■ **Stored data entries**
===
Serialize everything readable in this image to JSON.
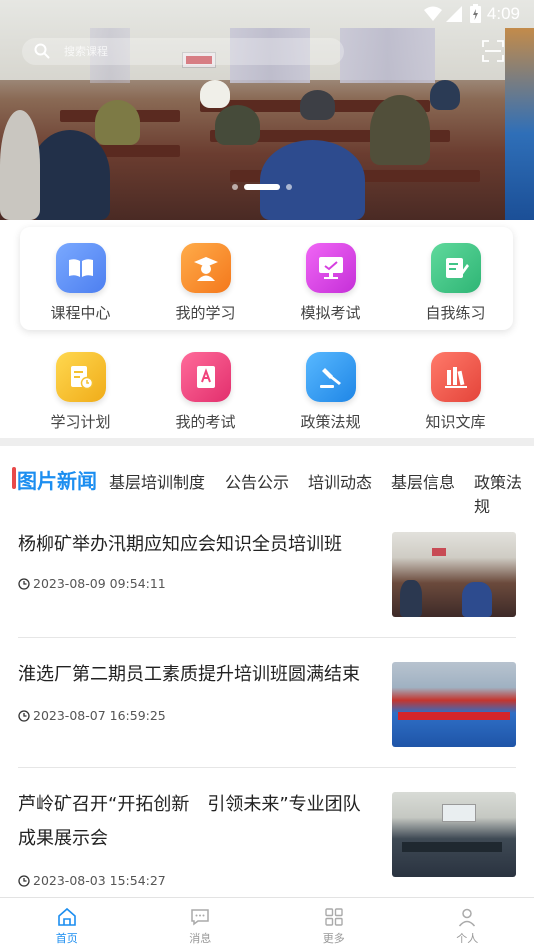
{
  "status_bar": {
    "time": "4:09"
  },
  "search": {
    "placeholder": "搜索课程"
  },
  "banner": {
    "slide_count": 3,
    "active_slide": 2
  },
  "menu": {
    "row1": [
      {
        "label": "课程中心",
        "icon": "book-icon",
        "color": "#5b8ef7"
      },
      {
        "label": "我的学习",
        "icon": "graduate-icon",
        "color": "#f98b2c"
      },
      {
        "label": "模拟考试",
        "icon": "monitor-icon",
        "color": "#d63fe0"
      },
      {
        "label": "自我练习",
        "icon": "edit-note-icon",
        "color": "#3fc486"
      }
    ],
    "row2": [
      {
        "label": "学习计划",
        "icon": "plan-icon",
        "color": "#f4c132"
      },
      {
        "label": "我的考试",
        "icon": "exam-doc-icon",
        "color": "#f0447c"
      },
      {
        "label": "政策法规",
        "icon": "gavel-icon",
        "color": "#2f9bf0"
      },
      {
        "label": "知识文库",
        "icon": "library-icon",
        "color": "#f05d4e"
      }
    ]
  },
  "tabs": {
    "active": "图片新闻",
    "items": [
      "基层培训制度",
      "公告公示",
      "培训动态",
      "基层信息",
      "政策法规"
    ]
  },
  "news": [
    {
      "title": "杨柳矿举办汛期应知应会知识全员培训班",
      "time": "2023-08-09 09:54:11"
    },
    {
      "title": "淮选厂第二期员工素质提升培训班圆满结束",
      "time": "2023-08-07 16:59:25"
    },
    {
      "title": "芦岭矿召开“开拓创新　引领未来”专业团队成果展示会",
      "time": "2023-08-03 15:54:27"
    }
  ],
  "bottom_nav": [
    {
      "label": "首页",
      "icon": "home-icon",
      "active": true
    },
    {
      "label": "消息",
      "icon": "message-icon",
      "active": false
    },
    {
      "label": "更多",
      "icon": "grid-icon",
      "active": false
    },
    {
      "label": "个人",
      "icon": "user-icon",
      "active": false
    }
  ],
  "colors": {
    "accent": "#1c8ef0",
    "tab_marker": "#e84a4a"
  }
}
===
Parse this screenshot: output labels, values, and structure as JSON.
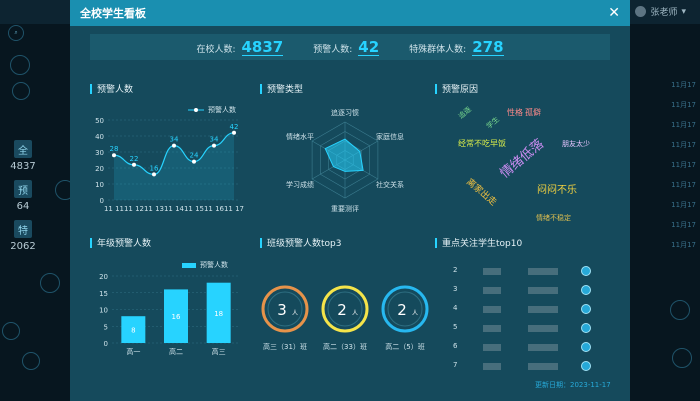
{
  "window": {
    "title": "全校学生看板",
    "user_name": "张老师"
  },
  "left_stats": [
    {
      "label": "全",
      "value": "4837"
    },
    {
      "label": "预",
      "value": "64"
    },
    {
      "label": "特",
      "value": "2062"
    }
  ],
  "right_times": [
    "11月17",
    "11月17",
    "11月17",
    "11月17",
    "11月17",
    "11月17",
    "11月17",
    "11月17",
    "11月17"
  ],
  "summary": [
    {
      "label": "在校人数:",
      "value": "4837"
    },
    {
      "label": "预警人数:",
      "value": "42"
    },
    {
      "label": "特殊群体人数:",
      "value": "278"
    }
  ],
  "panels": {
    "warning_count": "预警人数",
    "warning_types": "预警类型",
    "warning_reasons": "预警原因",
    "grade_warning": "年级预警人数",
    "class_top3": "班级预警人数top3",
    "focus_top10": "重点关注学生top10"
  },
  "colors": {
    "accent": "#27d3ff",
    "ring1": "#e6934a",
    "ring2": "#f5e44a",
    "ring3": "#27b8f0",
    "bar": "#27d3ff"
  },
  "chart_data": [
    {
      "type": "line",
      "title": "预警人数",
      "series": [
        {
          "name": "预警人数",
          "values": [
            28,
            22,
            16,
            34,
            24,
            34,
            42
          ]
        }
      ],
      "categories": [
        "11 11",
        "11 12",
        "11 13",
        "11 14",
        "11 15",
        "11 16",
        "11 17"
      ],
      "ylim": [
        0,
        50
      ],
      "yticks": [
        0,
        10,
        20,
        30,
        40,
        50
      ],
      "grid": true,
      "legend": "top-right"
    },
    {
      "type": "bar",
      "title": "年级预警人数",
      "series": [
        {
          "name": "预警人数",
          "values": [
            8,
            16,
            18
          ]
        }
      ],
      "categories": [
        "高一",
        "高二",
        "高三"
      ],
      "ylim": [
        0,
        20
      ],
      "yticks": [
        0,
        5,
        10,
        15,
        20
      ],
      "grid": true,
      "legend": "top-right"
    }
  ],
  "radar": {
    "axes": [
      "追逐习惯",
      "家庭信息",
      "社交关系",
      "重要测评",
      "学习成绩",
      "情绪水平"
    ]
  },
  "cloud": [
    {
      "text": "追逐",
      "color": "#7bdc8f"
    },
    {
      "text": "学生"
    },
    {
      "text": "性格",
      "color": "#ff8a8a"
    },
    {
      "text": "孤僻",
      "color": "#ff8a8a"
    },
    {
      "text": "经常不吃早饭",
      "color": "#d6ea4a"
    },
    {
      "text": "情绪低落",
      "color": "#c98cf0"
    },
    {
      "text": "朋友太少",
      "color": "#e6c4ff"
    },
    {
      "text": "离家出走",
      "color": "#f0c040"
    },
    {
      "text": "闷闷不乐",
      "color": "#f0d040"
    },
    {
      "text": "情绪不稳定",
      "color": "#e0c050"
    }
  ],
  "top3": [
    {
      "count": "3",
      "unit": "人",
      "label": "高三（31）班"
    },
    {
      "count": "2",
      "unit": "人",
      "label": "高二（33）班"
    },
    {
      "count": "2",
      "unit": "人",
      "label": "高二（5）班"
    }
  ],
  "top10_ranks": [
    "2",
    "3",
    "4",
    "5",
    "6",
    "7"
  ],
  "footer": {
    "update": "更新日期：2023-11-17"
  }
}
===
■ **TASK**
Collect the lines of the data that carry the word "text".

■ **SOLUTION TO THE EXERCISE**
      "text": "追逐",
      "text": "学生"
      "text": "性格",
      "text": "孤僻",
      "text": "经常不吃早饭",
      "text": "情绪低落",
      "text": "朋友太少",
      "text": "离家出走",
      "text": "闷闷不乐",
      "text": "情绪不稳定",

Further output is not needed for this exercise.